# Start of SUPPLIED MATERIAL
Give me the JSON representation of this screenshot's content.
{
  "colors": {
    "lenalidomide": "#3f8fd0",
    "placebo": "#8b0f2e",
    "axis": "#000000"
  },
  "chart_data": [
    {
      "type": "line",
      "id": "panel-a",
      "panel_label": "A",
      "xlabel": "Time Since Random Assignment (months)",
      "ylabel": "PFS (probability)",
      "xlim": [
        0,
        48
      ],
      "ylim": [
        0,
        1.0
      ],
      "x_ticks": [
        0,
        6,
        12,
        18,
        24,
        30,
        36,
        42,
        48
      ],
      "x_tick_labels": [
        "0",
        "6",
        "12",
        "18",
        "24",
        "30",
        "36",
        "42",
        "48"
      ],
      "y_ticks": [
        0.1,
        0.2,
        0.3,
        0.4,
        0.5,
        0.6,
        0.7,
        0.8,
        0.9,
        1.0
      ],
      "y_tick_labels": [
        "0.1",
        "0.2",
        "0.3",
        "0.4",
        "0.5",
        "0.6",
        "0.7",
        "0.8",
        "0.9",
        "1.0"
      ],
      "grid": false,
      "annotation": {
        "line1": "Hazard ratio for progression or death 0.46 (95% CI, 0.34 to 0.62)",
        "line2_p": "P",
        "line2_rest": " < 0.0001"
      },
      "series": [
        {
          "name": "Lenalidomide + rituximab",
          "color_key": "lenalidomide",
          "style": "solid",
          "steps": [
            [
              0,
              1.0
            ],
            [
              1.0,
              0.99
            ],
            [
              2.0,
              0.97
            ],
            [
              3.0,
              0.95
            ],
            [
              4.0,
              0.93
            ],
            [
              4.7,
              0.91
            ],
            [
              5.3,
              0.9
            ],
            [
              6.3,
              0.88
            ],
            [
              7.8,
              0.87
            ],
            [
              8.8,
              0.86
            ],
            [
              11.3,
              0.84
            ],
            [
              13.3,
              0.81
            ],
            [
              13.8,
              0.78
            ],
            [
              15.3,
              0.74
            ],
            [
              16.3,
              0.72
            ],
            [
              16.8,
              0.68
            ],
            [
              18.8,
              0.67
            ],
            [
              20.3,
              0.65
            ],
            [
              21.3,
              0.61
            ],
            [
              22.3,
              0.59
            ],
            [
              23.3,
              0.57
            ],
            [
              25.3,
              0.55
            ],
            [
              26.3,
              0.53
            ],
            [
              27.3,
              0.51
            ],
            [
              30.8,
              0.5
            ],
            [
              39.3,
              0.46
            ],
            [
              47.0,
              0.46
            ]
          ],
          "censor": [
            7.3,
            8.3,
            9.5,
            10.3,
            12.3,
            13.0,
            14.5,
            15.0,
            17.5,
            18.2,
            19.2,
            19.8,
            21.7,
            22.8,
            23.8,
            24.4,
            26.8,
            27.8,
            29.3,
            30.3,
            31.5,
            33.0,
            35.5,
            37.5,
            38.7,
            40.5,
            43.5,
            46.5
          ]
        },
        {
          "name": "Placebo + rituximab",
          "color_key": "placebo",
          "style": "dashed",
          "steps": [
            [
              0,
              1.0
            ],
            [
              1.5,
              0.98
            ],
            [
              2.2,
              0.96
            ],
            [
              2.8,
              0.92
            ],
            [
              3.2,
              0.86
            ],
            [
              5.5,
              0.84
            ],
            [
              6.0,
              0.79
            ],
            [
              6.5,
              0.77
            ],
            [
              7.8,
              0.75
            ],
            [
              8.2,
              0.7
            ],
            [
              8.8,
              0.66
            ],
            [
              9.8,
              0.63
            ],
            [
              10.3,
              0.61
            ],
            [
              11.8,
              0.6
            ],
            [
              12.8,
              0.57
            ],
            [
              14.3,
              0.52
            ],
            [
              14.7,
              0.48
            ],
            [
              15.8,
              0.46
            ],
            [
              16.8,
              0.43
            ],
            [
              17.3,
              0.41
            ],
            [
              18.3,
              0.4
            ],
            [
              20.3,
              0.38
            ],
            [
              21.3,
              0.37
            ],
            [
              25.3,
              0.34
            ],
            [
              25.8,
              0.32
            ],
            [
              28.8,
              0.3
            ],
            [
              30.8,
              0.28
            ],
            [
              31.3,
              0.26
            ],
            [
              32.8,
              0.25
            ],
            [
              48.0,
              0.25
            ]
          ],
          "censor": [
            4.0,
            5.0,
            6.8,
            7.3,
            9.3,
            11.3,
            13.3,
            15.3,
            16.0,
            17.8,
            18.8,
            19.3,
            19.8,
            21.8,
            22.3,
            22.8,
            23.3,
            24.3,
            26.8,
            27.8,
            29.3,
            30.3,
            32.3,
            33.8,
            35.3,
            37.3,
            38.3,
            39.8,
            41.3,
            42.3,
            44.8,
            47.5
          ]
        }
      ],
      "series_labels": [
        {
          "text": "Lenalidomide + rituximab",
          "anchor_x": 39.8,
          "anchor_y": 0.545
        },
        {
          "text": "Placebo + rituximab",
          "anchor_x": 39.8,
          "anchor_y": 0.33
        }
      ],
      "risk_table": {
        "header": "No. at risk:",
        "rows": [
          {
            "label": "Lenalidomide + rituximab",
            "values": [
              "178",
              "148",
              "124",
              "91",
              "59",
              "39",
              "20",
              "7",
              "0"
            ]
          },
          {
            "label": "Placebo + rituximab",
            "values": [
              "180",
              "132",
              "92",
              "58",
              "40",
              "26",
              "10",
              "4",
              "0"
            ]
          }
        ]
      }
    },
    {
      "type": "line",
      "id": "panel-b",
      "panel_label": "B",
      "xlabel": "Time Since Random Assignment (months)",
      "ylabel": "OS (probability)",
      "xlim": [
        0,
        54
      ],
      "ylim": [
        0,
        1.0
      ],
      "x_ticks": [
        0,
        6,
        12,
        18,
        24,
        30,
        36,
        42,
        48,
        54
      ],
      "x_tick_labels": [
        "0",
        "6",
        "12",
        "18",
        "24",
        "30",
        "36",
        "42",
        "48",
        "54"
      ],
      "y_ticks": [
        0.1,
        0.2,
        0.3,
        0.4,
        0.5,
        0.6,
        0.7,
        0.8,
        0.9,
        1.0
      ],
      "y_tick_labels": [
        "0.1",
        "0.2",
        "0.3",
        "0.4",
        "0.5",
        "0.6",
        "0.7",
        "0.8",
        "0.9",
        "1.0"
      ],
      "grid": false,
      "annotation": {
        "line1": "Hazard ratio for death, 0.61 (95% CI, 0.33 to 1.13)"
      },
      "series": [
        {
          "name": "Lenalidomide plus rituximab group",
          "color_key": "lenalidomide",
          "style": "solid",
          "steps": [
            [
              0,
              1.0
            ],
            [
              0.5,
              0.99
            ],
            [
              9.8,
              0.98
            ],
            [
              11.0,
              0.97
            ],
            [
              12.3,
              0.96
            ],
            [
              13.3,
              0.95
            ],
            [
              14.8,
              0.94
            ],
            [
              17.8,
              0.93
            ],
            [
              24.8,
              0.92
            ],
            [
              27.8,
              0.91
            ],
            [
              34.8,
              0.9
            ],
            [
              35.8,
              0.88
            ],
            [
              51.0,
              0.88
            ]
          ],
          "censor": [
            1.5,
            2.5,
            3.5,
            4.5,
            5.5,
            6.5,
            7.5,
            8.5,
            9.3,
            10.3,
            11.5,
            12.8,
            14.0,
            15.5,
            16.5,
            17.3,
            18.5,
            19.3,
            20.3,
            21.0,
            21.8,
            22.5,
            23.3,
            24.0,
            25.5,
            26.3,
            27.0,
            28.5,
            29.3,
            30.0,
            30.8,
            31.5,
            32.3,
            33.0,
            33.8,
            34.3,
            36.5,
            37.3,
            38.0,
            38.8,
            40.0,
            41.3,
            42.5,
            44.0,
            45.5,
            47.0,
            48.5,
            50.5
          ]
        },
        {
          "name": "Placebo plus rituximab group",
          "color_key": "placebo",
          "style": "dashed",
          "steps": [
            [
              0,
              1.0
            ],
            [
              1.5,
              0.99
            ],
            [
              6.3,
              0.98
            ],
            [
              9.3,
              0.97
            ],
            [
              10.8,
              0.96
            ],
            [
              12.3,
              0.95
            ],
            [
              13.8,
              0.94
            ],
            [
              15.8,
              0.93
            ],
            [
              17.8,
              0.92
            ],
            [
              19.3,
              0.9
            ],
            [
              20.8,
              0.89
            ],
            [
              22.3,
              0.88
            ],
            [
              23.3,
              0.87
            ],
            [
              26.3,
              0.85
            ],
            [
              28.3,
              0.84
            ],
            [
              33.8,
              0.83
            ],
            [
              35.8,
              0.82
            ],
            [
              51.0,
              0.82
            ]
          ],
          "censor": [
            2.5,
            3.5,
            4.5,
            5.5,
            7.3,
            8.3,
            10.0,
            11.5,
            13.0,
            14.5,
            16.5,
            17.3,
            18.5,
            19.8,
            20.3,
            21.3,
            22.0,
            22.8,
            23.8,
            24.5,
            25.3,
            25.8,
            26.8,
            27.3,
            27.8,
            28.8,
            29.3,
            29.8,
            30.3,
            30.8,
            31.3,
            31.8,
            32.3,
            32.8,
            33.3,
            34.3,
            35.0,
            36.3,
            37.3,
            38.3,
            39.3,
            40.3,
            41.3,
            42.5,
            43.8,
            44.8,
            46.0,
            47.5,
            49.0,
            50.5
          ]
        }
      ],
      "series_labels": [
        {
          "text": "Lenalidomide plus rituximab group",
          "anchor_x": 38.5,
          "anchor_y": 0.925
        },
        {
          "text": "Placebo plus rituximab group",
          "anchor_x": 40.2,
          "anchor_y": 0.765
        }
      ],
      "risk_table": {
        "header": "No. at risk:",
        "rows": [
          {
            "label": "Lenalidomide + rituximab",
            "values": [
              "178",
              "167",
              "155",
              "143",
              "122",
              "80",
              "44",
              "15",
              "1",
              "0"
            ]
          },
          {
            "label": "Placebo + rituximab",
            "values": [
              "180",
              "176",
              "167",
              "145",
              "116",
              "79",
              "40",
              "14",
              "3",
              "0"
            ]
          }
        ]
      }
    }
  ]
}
# End of SUPPLIED MATERIAL
* TASK REQUIREMENTS:
Pick each line holding the word "death" out of the listing.

* EXPECTED ANSWER:
        "line1": "Hazard ratio for progression or death 0.46 (95% CI, 0.34 to 0.62)",
        "line1": "Hazard ratio for death, 0.61 (95% CI, 0.33 to 1.13)"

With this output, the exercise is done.